Write out the entries below once more, exactly.

* Stored records *
◆ ◆ ◆ ◆

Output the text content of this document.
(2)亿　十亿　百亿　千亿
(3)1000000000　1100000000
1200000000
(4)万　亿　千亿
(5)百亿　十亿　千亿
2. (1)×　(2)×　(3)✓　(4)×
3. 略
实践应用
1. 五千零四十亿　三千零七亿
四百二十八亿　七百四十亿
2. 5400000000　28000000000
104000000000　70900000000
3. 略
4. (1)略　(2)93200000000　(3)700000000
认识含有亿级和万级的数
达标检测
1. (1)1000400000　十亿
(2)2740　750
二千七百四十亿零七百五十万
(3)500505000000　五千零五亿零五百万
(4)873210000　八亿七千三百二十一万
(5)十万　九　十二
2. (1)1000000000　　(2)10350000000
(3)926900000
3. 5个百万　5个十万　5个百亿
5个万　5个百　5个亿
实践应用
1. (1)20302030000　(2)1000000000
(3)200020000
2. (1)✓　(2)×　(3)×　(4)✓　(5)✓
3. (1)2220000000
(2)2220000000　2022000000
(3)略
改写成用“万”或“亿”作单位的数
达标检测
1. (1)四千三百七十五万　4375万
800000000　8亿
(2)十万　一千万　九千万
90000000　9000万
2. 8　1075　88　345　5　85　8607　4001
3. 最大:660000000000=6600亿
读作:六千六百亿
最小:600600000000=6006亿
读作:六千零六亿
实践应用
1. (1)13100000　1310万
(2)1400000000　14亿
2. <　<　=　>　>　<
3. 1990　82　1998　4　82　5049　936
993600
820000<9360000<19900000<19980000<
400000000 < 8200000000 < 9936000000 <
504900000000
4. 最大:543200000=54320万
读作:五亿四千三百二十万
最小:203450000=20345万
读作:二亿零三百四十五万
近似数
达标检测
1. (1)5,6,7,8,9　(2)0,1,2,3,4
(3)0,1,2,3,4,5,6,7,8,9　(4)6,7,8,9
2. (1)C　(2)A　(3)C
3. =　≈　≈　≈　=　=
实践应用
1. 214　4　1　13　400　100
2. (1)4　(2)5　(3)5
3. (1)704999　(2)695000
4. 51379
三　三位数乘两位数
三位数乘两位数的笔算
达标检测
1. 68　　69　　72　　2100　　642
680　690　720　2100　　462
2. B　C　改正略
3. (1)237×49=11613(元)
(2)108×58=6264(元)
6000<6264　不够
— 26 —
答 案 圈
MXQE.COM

◆ ◆ ◆ ◆

* FULL RESPONSE *
Output the text content of this document.
(2)亿　十亿　百亿　千亿
(3)1000000000　1100000000
1200000000
(4)万　亿　千亿
(5)百亿　十亿　千亿
2. (1)×　(2)×　(3)✓　(4)×
3. 略
实践应用
1. 五千零四十亿　三千零七亿
四百二十八亿　七百四十亿
2. 5400000000　28000000000
104000000000　70900000000
3. 略
4. (1)略　(2)93200000000　(3)700000000
认识含有亿级和万级的数
达标检测
1. (1)1000400000　十亿
(2)2740　750
二千七百四十亿零七百五十万
(3)500505000000　五千零五亿零五百万
(4)873210000　八亿七千三百二十一万
(5)十万　九　十二
2. (1)1000000000　　(2)10350000000
(3)926900000
3. 5个百万　5个十万　5个百亿
5个万　5个百　5个亿
实践应用
1. (1)20302030000　(2)1000000000
(3)200020000
2. (1)✓　(2)×　(3)×　(4)✓　(5)✓
3. (1)2220000000
(2)2220000000　2022000000
(3)略
改写成用“万”或“亿”作单位的数
达标检测
1. (1)四千三百七十五万　4375万
800000000　8亿
(2)十万　一千万　九千万
90000000　9000万
2. 8　1075　88　345　5　85　8607　4001
3. 最大:660000000000=6600亿
读作:六千六百亿
最小:600600000000=6006亿
读作:六千零六亿
实践应用
1. (1)13100000　1310万
(2)1400000000　14亿
2. <　<　=　>　>　<
3. 1990　82　1998　4　82　5049　936
993600
820000<9360000<19900000<19980000<
400000000 < 8200000000 < 9936000000 <
504900000000
4. 最大:543200000=54320万
读作:五亿四千三百二十万
最小:203450000=20345万
读作:二亿零三百四十五万
近似数
达标检测
1. (1)5,6,7,8,9　(2)0,1,2,3,4
(3)0,1,2,3,4,5,6,7,8,9　(4)6,7,8,9
2. (1)C　(2)A　(3)C
3. =　≈　≈　≈　=　=
实践应用
1. 214　4　1　13　400　100
2. (1)4　(2)5　(3)5
3. (1)704999　(2)695000
4. 51379
三　三位数乘两位数
三位数乘两位数的笔算
达标检测
1. 68　　69　　72　　2100　　642
680　690　720　2100　　462
2. B　C　改正略
3. (1)237×49=11613(元)
(2)108×58=6264(元)
6000<6264　不够
— 26 —
答 案 圈
MXQE.COM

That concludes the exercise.